The Presentation Itself

Looking at the presentation online, without having attended the conference, may exclude me from commenting fairly, but I just think “why”; as in, I don’t get it. I think that there is a tenuous link between the pictures and the slide; one which could also be made with other images. I guess I follow Ted Neward’s feelings that the same effect could of been achieved with subtle imagery, and double-entendres. 

The Audience Members

I wonder how many people in the audience thought this was inappropriate at the time. Clearly, Sarah Allen and Sarah Mei were uncomfortable. How many men in that room looked around to see how the 6 girls were reacting to it? I bet what they saw was an expression that read ‘Oh…haha….’ while really the girl’s inside voices were screaming…‘groan no, not another god-damn picture - we get it already, you are a guy…time to move on’*. With the obvious acceptance of the girls, perhaps the rest of the audience felt the images were ok (at least at first…I think I have seen comments from people who say that the first few pictures were good and funny but the joke wore thin). I would like to think that if I was in attendance, I would have the courage to standup and declare the inappropriateness of the presentation. In reality, I know I would not. I know this for several reasons; firstly, I would actually find that too rude.
-=-=-
▸ GIVEN TASK A:
Please copy the records from their first line up to and including the line with "ingredient-item: 2-3 łyżki", keeping every character unchanged.

▸ RECORDS FOR THE TASK:
-=-=-
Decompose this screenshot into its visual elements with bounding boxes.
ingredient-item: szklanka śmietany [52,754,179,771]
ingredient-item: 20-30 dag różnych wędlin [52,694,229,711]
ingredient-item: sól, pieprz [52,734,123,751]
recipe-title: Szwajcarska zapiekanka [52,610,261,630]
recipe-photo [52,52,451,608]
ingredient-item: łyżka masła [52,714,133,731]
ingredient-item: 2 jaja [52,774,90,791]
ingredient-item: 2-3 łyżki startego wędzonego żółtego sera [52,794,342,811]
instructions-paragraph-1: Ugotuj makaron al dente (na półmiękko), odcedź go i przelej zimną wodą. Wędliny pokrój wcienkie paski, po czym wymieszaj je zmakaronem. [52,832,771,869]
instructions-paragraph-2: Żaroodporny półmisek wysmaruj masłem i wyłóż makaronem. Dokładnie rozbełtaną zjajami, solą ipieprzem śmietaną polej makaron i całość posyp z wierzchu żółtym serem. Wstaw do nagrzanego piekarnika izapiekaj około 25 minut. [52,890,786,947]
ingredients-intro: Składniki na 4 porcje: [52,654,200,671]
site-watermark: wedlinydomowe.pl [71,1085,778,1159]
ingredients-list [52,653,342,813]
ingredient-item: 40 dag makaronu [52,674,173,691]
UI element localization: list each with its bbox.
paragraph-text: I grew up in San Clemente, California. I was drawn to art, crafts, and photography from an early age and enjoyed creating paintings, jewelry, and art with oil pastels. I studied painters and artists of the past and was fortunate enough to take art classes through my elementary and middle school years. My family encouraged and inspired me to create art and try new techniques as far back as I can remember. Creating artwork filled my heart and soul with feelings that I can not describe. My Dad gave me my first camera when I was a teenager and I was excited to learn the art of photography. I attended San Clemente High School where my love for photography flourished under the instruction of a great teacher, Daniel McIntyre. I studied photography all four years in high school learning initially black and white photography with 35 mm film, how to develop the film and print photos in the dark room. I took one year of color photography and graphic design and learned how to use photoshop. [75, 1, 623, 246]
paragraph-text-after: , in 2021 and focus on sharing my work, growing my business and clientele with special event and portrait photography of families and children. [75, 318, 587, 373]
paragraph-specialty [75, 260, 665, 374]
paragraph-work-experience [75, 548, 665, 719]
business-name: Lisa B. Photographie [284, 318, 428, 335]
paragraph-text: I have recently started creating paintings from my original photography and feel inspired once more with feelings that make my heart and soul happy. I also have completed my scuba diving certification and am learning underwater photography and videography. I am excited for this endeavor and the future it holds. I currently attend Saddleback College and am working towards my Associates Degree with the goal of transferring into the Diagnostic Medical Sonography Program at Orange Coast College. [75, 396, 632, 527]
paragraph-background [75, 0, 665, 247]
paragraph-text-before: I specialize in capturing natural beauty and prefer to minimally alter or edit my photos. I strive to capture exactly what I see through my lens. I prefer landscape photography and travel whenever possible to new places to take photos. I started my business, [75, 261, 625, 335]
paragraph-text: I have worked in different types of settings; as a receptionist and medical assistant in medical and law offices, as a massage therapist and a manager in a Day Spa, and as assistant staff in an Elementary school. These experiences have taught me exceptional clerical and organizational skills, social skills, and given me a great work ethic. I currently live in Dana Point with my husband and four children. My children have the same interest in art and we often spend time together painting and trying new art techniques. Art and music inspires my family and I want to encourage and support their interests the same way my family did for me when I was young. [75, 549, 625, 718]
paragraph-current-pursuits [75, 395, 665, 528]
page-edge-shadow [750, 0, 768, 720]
-=-=-
▸ GIVEN TASK B:
Repeat the passage of the post about the conference presentation from "The Presentation Itself" up to and including "imagery, and double-entendres.", word for word.

▸ REPLY A:
Decompose this screenshot into its visual elements with bounding boxes.
ingredient-item: szklanka śmietany [52,754,179,771]
ingredient-item: 20-30 dag różnych wędlin [52,694,229,711]
ingredient-item: sól, pieprz [52,734,123,751]
recipe-title: Szwajcarska zapiekanka [52,610,261,630]
recipe-photo [52,52,451,608]
ingredient-item: łyżka masła [52,714,133,731]
ingredient-item: 2 jaja [52,774,90,791]
ingredient-item: 2-3 łyżki startego wędzonego żółtego sera [52,794,342,811]

▸ REPLY B:
The Presentation Itself

Looking at the presentation online, without having attended the conference, may exclude me from commenting fairly, but I just think “why”; as in, I don’t get it. I think that there is a tenuous link between the pictures and the slide; one which could also be made with other images. I guess I follow Ted Neward’s feelings that the same effect could of been achieved with subtle imagery, and double-entendres.